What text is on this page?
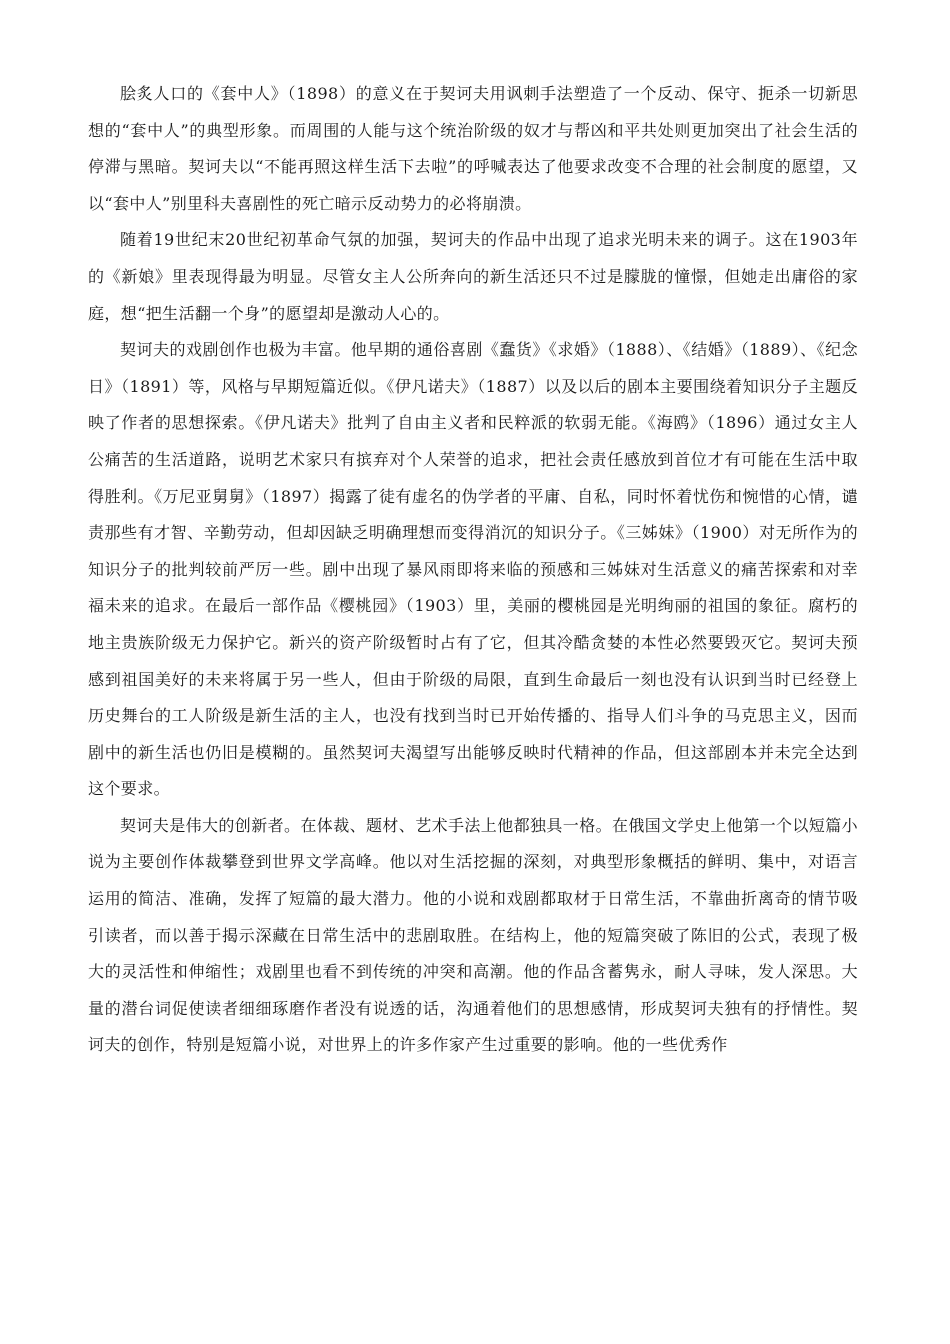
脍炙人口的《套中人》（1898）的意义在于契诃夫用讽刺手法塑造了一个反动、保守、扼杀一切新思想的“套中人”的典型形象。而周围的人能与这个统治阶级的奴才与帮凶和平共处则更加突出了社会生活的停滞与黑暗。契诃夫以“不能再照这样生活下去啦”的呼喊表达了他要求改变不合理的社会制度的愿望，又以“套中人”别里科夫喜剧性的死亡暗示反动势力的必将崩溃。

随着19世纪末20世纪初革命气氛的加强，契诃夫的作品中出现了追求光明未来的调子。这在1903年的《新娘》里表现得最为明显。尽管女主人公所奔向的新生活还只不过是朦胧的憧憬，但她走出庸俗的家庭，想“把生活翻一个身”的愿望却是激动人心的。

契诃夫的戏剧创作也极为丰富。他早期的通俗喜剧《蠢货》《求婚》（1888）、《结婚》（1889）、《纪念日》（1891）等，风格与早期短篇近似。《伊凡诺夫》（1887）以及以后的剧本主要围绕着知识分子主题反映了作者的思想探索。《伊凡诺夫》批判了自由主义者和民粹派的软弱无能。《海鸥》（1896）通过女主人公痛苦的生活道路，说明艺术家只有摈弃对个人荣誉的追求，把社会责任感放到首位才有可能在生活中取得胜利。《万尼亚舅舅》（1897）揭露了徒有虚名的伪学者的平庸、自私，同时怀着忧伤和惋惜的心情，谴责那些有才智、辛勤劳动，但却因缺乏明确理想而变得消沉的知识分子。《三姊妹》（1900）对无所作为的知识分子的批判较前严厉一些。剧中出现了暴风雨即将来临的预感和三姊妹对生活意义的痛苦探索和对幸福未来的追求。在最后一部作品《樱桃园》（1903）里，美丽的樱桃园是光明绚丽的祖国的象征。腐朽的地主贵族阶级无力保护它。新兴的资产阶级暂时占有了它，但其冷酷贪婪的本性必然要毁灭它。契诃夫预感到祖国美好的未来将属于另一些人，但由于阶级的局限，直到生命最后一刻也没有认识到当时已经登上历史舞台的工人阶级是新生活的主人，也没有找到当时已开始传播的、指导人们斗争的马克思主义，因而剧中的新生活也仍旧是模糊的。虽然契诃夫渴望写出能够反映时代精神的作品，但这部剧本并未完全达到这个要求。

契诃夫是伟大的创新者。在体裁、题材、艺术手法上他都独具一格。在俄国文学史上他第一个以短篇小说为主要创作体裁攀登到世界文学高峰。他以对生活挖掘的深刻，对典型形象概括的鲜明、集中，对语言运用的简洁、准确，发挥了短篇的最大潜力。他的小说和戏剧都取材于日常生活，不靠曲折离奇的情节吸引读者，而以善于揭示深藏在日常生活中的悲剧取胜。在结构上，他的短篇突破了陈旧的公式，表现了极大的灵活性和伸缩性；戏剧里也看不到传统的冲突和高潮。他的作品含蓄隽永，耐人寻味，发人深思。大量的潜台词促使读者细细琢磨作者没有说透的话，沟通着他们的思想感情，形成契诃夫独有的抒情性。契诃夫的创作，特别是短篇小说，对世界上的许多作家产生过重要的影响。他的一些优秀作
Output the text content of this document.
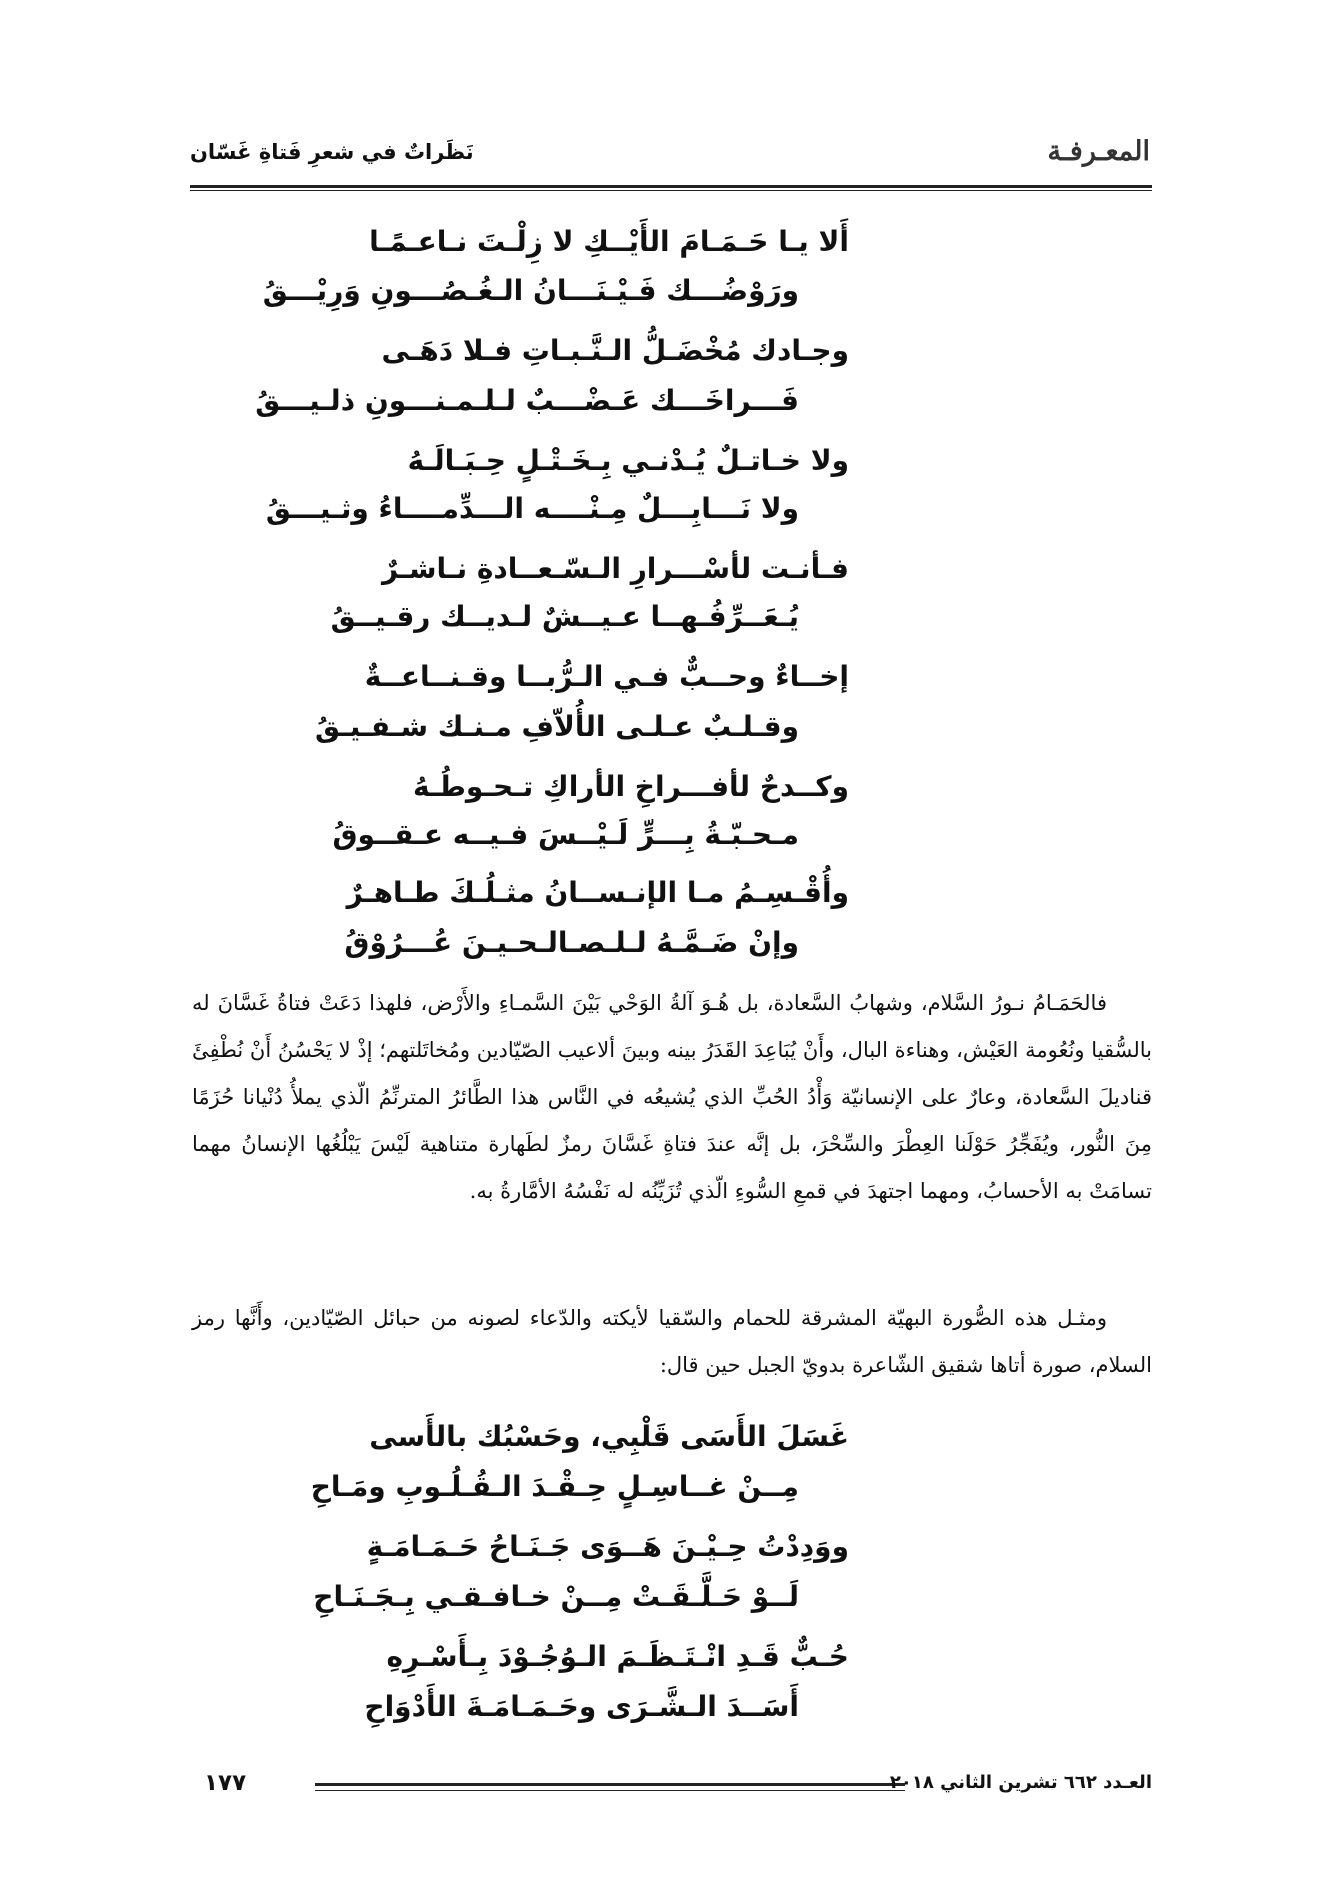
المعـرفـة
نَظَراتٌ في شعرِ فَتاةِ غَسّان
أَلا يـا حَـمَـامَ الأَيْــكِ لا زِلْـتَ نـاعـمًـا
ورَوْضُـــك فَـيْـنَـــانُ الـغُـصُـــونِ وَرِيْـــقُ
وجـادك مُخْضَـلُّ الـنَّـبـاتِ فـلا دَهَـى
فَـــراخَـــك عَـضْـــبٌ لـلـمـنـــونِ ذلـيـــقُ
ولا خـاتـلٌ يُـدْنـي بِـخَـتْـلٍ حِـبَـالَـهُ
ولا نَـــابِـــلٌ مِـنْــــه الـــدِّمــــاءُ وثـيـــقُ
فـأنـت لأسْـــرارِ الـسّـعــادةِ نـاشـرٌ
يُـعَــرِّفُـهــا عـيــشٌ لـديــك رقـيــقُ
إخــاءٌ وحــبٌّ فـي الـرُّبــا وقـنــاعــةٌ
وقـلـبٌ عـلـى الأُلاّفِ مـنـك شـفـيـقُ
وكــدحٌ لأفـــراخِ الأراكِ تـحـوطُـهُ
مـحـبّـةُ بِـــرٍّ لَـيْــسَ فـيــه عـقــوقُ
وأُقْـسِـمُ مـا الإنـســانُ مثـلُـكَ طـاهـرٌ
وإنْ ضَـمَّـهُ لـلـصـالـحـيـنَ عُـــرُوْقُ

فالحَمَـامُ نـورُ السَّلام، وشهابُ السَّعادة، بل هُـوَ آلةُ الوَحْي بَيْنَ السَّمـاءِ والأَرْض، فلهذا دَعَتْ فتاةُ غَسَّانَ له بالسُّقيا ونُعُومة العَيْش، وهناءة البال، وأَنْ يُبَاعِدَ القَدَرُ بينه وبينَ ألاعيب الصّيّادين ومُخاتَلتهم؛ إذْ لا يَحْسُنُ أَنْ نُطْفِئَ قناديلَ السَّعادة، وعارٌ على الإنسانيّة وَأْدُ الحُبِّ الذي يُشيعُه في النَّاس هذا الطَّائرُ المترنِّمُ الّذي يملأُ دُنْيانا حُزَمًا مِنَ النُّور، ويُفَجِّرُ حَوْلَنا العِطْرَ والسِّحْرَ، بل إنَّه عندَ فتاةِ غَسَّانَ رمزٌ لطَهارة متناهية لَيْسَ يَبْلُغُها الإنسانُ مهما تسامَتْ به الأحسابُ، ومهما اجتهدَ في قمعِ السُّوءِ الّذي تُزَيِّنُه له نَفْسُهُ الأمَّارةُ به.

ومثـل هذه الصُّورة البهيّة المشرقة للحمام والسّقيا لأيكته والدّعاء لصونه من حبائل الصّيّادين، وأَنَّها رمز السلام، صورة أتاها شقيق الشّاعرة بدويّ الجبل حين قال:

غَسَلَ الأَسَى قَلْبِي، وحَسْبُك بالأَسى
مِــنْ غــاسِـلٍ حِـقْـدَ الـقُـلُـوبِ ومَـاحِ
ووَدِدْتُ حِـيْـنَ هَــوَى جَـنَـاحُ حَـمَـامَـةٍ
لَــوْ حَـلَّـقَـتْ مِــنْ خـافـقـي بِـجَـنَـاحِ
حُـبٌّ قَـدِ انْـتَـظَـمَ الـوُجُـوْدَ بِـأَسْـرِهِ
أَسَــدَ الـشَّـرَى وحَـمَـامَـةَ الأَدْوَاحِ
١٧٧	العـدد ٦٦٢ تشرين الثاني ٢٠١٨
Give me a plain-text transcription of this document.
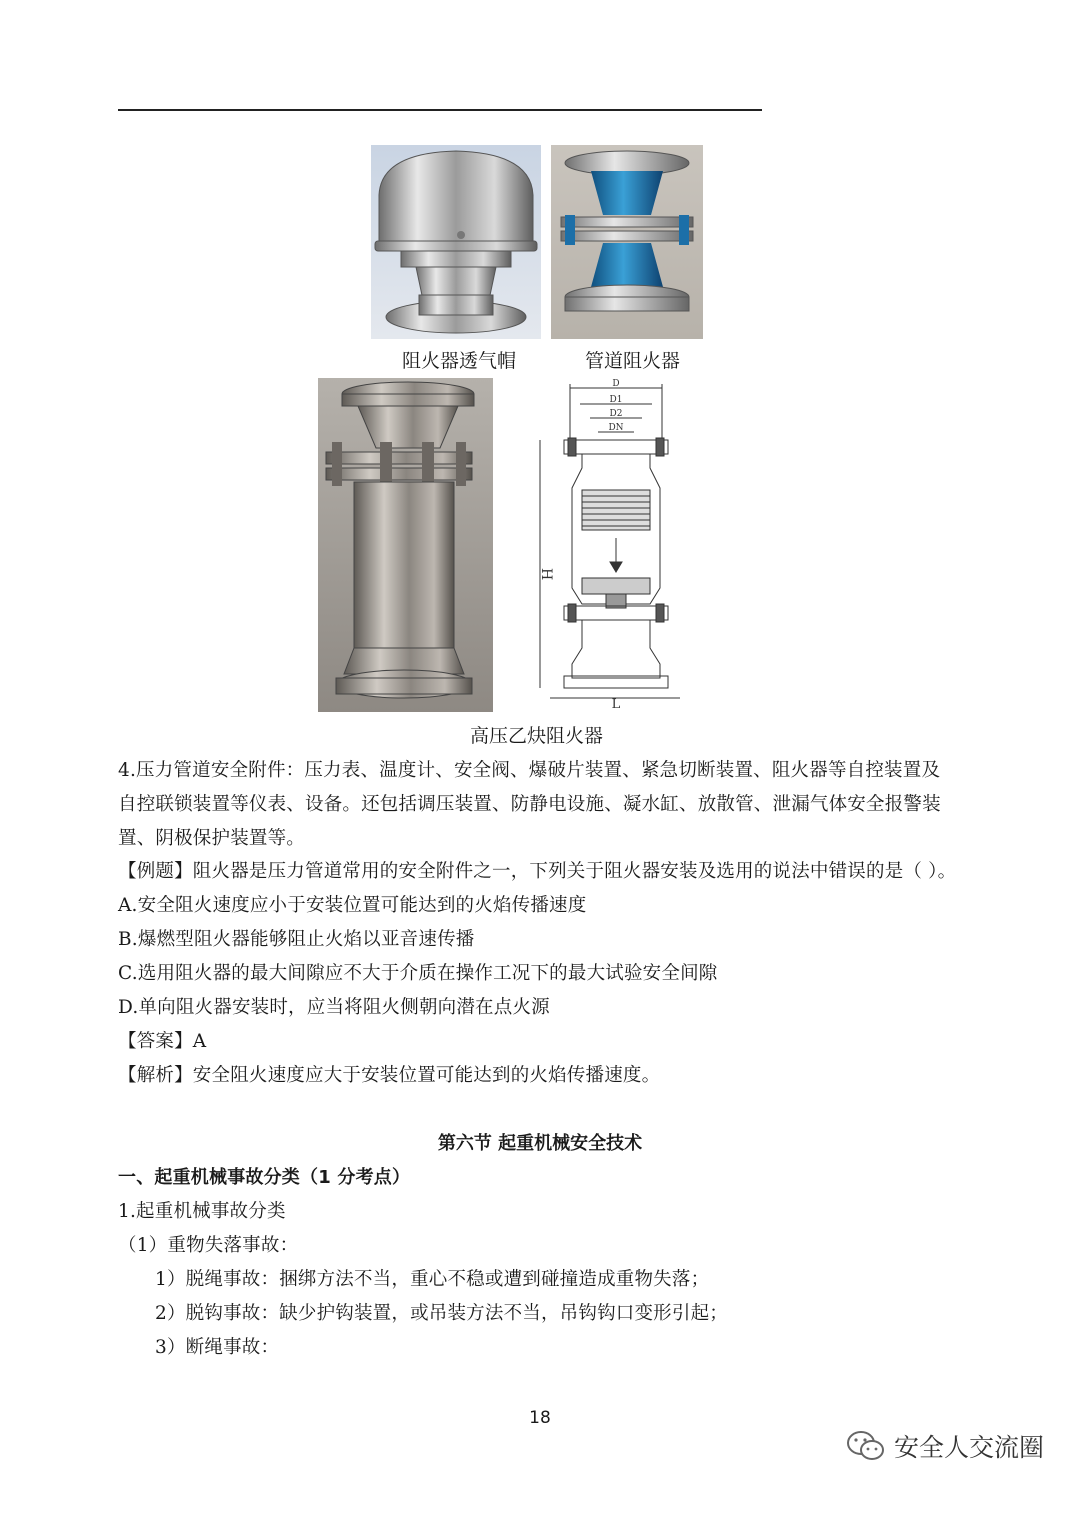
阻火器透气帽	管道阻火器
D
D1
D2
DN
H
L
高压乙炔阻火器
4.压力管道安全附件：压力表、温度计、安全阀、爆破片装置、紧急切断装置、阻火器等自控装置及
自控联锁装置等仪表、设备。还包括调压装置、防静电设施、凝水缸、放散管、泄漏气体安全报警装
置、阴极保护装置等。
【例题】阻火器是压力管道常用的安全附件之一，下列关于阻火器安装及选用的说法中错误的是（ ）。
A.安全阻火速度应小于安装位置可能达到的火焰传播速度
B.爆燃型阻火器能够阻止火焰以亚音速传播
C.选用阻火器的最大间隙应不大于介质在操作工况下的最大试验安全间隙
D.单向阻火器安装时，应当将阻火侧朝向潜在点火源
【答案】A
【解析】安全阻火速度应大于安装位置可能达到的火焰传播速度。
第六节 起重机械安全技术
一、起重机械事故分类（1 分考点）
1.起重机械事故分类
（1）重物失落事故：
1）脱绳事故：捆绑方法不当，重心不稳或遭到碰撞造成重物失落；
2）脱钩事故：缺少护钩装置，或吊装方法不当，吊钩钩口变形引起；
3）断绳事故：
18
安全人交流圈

———

Here the job is to quote the lines from the one with "Give me a plain-text" through the end of the material, both included, exactly; please skip the pictures.

Give me a plain-text transcription of this document.
阻火器透气帽	管道阻火器
D
D1
D2
DN
H
L
高压乙炔阻火器
4.压力管道安全附件：压力表、温度计、安全阀、爆破片装置、紧急切断装置、阻火器等自控装置及
自控联锁装置等仪表、设备。还包括调压装置、防静电设施、凝水缸、放散管、泄漏气体安全报警装
置、阴极保护装置等。
【例题】阻火器是压力管道常用的安全附件之一，下列关于阻火器安装及选用的说法中错误的是（ ）。
A.安全阻火速度应小于安装位置可能达到的火焰传播速度
B.爆燃型阻火器能够阻止火焰以亚音速传播
C.选用阻火器的最大间隙应不大于介质在操作工况下的最大试验安全间隙
D.单向阻火器安装时，应当将阻火侧朝向潜在点火源
【答案】A
【解析】安全阻火速度应大于安装位置可能达到的火焰传播速度。
第六节 起重机械安全技术
一、起重机械事故分类（1 分考点）
1.起重机械事故分类
（1）重物失落事故：
1）脱绳事故：捆绑方法不当，重心不稳或遭到碰撞造成重物失落；
2）脱钩事故：缺少护钩装置，或吊装方法不当，吊钩钩口变形引起；
3）断绳事故：
18
安全人交流圈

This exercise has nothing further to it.